[Start Data for processing]
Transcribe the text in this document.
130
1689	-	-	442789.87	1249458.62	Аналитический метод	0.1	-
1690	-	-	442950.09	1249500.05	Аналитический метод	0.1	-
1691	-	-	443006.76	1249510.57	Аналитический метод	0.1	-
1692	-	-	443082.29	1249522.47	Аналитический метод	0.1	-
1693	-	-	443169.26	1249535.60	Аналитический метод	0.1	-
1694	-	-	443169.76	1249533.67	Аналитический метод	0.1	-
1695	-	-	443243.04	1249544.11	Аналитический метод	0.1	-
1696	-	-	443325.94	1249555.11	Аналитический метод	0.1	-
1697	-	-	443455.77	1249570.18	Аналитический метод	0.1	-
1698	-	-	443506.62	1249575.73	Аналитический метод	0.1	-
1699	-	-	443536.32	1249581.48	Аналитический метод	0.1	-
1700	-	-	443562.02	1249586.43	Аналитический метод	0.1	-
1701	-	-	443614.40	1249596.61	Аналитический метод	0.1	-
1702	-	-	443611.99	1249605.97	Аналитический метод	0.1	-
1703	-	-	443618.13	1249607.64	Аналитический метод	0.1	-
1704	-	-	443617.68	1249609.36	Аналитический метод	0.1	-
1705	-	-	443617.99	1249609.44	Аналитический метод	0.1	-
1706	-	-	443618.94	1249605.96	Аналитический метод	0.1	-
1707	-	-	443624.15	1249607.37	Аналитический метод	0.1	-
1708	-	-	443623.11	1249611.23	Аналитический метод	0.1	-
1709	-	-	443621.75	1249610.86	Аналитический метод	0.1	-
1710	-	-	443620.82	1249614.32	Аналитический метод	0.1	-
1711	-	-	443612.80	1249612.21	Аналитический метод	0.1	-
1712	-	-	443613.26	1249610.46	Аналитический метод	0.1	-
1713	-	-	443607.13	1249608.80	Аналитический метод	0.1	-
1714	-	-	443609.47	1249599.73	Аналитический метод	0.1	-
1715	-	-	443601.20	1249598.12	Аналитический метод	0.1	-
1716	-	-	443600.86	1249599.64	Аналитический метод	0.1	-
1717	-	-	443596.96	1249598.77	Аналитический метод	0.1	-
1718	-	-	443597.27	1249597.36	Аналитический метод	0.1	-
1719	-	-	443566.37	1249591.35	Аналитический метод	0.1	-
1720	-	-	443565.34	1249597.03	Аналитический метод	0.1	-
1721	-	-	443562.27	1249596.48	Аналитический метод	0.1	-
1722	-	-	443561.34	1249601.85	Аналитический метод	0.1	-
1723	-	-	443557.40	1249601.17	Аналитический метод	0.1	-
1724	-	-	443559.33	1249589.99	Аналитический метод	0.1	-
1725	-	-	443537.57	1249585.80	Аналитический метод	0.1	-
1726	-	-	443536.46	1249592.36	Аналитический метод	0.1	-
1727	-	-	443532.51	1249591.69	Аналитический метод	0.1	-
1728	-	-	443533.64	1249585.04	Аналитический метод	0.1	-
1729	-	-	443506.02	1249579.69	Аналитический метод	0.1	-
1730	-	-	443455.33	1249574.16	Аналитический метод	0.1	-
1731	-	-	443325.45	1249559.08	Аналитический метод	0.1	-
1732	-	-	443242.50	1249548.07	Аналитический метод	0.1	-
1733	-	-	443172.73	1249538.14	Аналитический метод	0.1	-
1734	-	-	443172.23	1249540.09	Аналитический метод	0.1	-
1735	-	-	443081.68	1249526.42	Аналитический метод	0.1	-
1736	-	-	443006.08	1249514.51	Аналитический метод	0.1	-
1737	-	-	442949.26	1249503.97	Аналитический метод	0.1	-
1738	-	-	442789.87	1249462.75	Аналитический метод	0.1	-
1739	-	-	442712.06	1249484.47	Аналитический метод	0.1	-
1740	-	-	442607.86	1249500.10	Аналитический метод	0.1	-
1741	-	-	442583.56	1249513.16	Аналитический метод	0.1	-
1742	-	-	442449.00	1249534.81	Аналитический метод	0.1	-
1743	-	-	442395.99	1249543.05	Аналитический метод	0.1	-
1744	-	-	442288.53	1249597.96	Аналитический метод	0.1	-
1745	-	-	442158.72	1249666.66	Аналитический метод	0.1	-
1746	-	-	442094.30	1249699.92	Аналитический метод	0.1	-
[End Data for processing]
Exercise:
Retype the listing above in full, with no alterations.

Result of the task:
Transcribe the text in this document.
130
1689	-	-	442789.87	1249458.62	Аналитический метод	0.1	-
1690	-	-	442950.09	1249500.05	Аналитический метод	0.1	-
1691	-	-	443006.76	1249510.57	Аналитический метод	0.1	-
1692	-	-	443082.29	1249522.47	Аналитический метод	0.1	-
1693	-	-	443169.26	1249535.60	Аналитический метод	0.1	-
1694	-	-	443169.76	1249533.67	Аналитический метод	0.1	-
1695	-	-	443243.04	1249544.11	Аналитический метод	0.1	-
1696	-	-	443325.94	1249555.11	Аналитический метод	0.1	-
1697	-	-	443455.77	1249570.18	Аналитический метод	0.1	-
1698	-	-	443506.62	1249575.73	Аналитический метод	0.1	-
1699	-	-	443536.32	1249581.48	Аналитический метод	0.1	-
1700	-	-	443562.02	1249586.43	Аналитический метод	0.1	-
1701	-	-	443614.40	1249596.61	Аналитический метод	0.1	-
1702	-	-	443611.99	1249605.97	Аналитический метод	0.1	-
1703	-	-	443618.13	1249607.64	Аналитический метод	0.1	-
1704	-	-	443617.68	1249609.36	Аналитический метод	0.1	-
1705	-	-	443617.99	1249609.44	Аналитический метод	0.1	-
1706	-	-	443618.94	1249605.96	Аналитический метод	0.1	-
1707	-	-	443624.15	1249607.37	Аналитический метод	0.1	-
1708	-	-	443623.11	1249611.23	Аналитический метод	0.1	-
1709	-	-	443621.75	1249610.86	Аналитический метод	0.1	-
1710	-	-	443620.82	1249614.32	Аналитический метод	0.1	-
1711	-	-	443612.80	1249612.21	Аналитический метод	0.1	-
1712	-	-	443613.26	1249610.46	Аналитический метод	0.1	-
1713	-	-	443607.13	1249608.80	Аналитический метод	0.1	-
1714	-	-	443609.47	1249599.73	Аналитический метод	0.1	-
1715	-	-	443601.20	1249598.12	Аналитический метод	0.1	-
1716	-	-	443600.86	1249599.64	Аналитический метод	0.1	-
1717	-	-	443596.96	1249598.77	Аналитический метод	0.1	-
1718	-	-	443597.27	1249597.36	Аналитический метод	0.1	-
1719	-	-	443566.37	1249591.35	Аналитический метод	0.1	-
1720	-	-	443565.34	1249597.03	Аналитический метод	0.1	-
1721	-	-	443562.27	1249596.48	Аналитический метод	0.1	-
1722	-	-	443561.34	1249601.85	Аналитический метод	0.1	-
1723	-	-	443557.40	1249601.17	Аналитический метод	0.1	-
1724	-	-	443559.33	1249589.99	Аналитический метод	0.1	-
1725	-	-	443537.57	1249585.80	Аналитический метод	0.1	-
1726	-	-	443536.46	1249592.36	Аналитический метод	0.1	-
1727	-	-	443532.51	1249591.69	Аналитический метод	0.1	-
1728	-	-	443533.64	1249585.04	Аналитический метод	0.1	-
1729	-	-	443506.02	1249579.69	Аналитический метод	0.1	-
1730	-	-	443455.33	1249574.16	Аналитический метод	0.1	-
1731	-	-	443325.45	1249559.08	Аналитический метод	0.1	-
1732	-	-	443242.50	1249548.07	Аналитический метод	0.1	-
1733	-	-	443172.73	1249538.14	Аналитический метод	0.1	-
1734	-	-	443172.23	1249540.09	Аналитический метод	0.1	-
1735	-	-	443081.68	1249526.42	Аналитический метод	0.1	-
1736	-	-	443006.08	1249514.51	Аналитический метод	0.1	-
1737	-	-	442949.26	1249503.97	Аналитический метод	0.1	-
1738	-	-	442789.87	1249462.75	Аналитический метод	0.1	-
1739	-	-	442712.06	1249484.47	Аналитический метод	0.1	-
1740	-	-	442607.86	1249500.10	Аналитический метод	0.1	-
1741	-	-	442583.56	1249513.16	Аналитический метод	0.1	-
1742	-	-	442449.00	1249534.81	Аналитический метод	0.1	-
1743	-	-	442395.99	1249543.05	Аналитический метод	0.1	-
1744	-	-	442288.53	1249597.96	Аналитический метод	0.1	-
1745	-	-	442158.72	1249666.66	Аналитический метод	0.1	-
1746	-	-	442094.30	1249699.92	Аналитический метод	0.1	-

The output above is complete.